EXTRAIT DU DOCUMENT:

Funky Forest : The First Contact (2004)

Quand les roses fleurissaient, sortaient les filles
On voyait dans tous les jardins danser les jupons
Puis les roses se fanaient, rentraient les filles
Pour passer dans leurs doux écrins le temps des flocons.

(Salvatore Adamo /// Quand Les Roses)



Katsuhito Ishi est un joyeux drille. Entre outrances et moments de suspension, son cinéma a valeur de décrochage total: expérimentations sur le rythme, les narrations éclatées, mise en place d'une surréalité rippant sur le monde des rêves, fables ayant beaucoup à voir avec les derniers livres facétieux de Kobo Abe tel que Cahier Kangourou ou certains Haruki Murakami. Ainsi, Funky Forest, oeuvre-chorale conçue avec deux amis d'enfance et évoquant dans ses jaillissements fantastiques et sa thématique le diptyque La Course au Mouton Sauvage/Danse, Danse, Danse.

DONNÉES ENREGISTRÉES:
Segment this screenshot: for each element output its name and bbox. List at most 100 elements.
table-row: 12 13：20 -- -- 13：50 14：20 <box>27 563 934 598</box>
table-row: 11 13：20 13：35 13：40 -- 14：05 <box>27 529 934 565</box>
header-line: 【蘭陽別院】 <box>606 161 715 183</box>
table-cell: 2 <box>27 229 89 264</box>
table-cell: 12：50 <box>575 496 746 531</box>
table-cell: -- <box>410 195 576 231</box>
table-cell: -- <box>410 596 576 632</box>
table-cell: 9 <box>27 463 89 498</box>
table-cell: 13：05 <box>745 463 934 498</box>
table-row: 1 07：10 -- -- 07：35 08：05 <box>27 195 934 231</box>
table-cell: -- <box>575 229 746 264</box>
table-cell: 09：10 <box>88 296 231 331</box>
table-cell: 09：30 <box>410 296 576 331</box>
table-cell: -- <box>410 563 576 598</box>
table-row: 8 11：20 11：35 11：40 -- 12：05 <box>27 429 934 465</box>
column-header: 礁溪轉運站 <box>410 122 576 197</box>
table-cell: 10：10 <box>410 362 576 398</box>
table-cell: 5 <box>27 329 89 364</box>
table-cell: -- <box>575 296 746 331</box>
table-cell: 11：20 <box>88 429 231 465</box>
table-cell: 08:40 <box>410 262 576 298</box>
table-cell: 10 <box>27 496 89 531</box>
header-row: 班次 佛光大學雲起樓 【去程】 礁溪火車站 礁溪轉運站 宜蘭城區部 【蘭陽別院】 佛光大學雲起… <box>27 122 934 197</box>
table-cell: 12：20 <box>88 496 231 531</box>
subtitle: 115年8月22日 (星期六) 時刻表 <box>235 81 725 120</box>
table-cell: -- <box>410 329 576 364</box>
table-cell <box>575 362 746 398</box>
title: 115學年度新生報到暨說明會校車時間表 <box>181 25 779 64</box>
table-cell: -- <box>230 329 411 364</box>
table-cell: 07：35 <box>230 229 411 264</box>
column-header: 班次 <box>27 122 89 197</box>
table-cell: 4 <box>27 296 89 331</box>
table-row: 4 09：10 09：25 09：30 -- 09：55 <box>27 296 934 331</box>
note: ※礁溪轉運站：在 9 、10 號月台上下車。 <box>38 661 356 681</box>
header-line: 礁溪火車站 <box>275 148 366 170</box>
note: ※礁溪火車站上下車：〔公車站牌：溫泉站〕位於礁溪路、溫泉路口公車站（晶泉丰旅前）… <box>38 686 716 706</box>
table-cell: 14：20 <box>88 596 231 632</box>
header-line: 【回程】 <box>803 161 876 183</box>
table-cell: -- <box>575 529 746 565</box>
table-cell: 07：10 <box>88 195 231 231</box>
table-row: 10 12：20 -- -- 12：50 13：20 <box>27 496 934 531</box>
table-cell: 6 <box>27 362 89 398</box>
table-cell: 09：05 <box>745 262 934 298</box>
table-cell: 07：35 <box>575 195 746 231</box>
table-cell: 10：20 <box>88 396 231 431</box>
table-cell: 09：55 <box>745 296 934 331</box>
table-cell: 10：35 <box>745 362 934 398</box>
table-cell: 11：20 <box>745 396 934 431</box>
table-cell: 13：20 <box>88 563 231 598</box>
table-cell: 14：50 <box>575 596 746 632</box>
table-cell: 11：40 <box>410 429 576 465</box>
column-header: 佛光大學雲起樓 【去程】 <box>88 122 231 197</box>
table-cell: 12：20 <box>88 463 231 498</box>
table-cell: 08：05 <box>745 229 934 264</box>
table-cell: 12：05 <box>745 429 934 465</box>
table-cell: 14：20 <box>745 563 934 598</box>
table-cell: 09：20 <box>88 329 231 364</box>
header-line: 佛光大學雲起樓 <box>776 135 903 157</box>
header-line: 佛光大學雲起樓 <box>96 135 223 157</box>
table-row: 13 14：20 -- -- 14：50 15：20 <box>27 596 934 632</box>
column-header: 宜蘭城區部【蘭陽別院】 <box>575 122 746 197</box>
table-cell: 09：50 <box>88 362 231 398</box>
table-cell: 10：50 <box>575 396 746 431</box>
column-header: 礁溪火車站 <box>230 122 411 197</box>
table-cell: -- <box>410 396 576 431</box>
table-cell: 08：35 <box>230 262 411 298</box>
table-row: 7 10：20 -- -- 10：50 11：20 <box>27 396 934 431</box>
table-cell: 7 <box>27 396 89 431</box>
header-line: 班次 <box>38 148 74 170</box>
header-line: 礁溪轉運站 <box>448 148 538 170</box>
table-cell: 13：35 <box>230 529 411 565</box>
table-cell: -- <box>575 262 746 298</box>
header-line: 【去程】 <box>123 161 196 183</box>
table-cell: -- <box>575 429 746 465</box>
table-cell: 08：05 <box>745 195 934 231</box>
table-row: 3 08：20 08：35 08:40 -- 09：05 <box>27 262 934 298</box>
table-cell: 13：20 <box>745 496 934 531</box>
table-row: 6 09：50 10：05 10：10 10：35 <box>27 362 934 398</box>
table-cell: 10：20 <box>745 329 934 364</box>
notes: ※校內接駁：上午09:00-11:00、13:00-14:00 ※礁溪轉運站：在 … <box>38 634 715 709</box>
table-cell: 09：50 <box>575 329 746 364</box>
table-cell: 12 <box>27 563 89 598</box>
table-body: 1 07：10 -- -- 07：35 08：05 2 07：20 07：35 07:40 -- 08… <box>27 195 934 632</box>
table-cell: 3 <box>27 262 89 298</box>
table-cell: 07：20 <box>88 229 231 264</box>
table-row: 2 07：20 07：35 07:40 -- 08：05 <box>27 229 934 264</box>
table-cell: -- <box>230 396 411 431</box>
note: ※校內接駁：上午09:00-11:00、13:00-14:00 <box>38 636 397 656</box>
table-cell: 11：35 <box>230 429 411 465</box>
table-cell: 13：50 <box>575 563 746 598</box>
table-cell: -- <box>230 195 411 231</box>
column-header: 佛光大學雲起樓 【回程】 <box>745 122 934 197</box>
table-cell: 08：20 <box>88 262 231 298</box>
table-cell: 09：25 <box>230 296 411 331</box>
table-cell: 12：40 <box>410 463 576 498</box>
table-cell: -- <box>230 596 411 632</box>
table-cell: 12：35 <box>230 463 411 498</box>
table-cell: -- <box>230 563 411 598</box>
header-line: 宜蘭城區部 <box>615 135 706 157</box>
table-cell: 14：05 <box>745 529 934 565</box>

LISTE DES ACTIVITÉS:
**a.** D'après le texte sur Funky Forest, qu'est-ce qui donne au cinéma de Katsuhito Ishi sa valeur de décrochage total ? Répondez en une à trois phrases.
**b.** Réécrivez le passage du texte sur Funky Forest qui commence à "Funky Forest : The" et se termine à "Quand Les Roses)", en remplaçant "filles" par "demoiselles".
**c.** Répondez à ces questions sur le texte sur Funky Forest :
(i) Quelle année le titre associe-t-il à Funky Forest ?
(ii) De quelle chanson, et de quel artiste, les vers cités sont-ils tirés ?
(iii) Avec qui Funky Forest a-t-il été conçu ?
Les lignes ne jouent aucun rôle dans ce travail.

EXERCICES CORRIGÉS:
**a.** Il doit cette valeur à ses expérimentations sur le rythme et à ses narrations éclatées. Il met aussi en place une surréalité qui ripe sur le monde des rêves, avec des fables proches des derniers livres facétieux de Kobo Abe, comme Cahier Kangourou, ou de certains Haruki Murakami.

**b.**
Funky Forest : The First Contact (2004)

Quand les roses fleurissaient, sortaient les demoiselles
On voyait dans tous les jardins danser les jupons
Puis les roses se fanaient, rentraient les demoiselles
Pour passer dans leurs doux écrins le temps des flocons.

(Salvatore Adamo /// Quand Les Roses)

**c.**
(i) 2004.
(ii) De Quand Les Roses, de Salvatore Adamo.
(iii) Avec deux amis d'enfance.